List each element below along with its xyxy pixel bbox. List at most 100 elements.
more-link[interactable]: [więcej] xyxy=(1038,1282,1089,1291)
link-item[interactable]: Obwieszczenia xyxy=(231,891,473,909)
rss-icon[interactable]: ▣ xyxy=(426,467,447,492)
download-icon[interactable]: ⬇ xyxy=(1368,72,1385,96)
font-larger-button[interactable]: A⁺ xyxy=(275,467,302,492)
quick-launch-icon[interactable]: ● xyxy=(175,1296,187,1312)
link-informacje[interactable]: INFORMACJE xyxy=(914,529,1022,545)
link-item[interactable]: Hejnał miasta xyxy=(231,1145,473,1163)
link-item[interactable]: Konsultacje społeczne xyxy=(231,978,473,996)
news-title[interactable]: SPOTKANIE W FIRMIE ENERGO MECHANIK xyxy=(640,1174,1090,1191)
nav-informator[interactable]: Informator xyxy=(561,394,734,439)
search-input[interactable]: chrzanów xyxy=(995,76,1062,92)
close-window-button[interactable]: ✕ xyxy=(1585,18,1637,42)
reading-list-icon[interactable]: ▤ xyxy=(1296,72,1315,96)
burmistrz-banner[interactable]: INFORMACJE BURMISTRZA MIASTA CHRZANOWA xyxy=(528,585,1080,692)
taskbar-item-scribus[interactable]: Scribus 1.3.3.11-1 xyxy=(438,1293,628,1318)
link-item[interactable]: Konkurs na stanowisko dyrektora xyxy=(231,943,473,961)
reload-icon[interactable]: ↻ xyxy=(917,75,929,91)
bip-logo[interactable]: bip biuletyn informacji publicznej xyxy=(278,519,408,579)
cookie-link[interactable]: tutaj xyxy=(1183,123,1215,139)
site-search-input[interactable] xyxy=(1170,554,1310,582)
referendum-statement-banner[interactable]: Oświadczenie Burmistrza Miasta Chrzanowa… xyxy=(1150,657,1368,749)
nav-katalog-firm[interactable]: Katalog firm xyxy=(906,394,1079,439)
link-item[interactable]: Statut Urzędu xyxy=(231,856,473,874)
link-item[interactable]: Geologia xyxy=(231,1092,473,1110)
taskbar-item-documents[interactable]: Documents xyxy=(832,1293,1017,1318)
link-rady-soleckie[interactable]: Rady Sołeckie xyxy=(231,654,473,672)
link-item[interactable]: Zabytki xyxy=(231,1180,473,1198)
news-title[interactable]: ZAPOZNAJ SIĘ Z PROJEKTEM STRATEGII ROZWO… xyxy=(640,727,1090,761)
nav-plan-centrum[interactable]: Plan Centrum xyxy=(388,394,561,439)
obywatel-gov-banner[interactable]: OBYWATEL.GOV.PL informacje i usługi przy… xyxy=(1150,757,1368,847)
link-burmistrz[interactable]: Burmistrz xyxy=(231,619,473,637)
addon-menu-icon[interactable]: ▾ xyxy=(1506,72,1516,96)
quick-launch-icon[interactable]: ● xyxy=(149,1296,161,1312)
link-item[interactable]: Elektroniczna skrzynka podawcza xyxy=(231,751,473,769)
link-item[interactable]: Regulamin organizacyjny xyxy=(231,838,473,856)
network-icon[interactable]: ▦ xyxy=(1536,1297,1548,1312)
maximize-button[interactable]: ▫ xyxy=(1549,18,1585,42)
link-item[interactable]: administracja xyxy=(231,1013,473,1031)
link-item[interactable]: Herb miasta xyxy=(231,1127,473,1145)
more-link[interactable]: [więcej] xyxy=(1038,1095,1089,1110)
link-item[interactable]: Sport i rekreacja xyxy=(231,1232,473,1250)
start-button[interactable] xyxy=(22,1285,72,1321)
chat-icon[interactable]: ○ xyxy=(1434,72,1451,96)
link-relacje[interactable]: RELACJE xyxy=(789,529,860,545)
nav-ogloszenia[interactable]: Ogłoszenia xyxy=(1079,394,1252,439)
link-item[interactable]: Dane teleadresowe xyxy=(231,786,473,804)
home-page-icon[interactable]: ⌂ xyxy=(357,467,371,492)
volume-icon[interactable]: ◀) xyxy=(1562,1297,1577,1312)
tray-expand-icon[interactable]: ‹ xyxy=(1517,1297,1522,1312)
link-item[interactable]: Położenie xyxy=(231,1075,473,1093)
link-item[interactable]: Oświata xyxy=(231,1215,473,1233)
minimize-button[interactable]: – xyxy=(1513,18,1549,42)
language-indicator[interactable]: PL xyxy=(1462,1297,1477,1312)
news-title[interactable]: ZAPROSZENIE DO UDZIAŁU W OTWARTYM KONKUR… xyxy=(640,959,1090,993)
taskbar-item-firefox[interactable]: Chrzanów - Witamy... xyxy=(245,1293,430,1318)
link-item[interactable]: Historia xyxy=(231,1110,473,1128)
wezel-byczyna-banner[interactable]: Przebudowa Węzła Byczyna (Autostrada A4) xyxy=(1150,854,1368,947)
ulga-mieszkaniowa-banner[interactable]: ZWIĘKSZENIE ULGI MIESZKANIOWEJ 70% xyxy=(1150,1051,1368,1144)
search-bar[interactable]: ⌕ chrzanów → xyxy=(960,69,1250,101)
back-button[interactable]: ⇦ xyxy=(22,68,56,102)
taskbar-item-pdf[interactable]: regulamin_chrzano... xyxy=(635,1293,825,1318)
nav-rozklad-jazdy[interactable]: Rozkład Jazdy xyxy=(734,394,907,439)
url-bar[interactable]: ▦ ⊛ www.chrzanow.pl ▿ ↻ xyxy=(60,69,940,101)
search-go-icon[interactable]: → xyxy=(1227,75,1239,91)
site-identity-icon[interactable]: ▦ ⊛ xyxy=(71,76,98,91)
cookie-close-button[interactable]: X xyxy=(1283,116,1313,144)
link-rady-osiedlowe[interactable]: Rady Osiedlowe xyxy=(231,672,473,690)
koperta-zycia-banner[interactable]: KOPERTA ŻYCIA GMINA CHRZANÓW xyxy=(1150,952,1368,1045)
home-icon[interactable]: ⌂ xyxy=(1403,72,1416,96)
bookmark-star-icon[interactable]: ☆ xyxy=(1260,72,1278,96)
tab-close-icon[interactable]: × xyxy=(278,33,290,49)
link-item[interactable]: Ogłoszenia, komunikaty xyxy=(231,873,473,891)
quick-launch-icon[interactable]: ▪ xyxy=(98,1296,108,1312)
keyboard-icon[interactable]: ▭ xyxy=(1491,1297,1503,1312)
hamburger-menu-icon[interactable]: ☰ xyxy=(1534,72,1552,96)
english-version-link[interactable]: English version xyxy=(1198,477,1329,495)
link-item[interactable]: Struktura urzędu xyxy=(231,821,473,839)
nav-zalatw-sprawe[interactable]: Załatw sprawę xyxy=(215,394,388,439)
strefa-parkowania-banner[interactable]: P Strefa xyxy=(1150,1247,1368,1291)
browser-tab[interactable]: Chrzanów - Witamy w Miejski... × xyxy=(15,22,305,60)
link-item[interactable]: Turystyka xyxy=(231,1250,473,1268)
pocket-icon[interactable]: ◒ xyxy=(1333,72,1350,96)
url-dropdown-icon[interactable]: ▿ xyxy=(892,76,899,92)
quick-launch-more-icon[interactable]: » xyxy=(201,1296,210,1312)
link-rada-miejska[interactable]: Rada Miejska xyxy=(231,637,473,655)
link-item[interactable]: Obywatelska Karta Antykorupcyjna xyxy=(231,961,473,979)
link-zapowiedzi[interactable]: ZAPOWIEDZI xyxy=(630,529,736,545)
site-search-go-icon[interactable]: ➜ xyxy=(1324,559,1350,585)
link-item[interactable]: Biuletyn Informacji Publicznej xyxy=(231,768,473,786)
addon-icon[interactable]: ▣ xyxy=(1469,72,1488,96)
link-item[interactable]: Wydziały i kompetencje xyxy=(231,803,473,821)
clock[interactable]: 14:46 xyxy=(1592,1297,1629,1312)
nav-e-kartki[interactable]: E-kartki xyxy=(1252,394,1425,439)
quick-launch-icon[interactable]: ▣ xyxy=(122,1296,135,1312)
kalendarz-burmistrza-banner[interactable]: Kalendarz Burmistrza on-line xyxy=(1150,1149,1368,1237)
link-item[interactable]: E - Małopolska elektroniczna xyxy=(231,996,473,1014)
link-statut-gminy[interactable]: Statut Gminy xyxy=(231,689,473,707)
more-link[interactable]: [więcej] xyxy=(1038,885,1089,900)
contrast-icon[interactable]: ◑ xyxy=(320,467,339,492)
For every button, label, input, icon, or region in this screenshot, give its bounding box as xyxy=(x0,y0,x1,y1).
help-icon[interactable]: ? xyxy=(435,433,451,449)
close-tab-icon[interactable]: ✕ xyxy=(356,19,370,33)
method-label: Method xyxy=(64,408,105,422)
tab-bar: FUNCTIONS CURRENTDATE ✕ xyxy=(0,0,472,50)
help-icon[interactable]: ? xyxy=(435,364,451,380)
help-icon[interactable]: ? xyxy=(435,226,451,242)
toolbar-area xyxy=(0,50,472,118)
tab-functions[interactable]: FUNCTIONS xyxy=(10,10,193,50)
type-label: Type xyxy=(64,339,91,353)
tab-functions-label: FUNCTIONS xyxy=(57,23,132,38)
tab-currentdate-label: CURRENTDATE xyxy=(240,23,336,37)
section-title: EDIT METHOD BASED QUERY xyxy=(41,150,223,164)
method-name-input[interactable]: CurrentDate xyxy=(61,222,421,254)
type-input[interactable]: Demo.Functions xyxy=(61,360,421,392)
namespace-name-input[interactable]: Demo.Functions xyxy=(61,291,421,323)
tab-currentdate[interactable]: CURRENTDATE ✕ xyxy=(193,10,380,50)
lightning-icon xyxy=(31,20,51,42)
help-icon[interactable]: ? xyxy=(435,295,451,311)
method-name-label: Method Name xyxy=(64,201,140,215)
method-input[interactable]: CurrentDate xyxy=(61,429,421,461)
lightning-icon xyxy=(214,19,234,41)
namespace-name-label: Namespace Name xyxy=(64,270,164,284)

○ ○ ○

| PROBLEM STATEMENT |
Please find each line above that contains the string "label" and copy every one of those lines. Case matters.

| OUTPUT BELOW |
For every button, label, input, icon, or region in this screenshot, give its bounding box as xyxy=(x0,y0,x1,y1).
method-label: Method xyxy=(64,408,105,422)
type-label: Type xyxy=(64,339,91,353)
tab-functions-label: FUNCTIONS xyxy=(57,23,132,38)
tab-currentdate-label: CURRENTDATE xyxy=(240,23,336,37)
method-name-label: Method Name xyxy=(64,201,140,215)
namespace-name-label: Namespace Name xyxy=(64,270,164,284)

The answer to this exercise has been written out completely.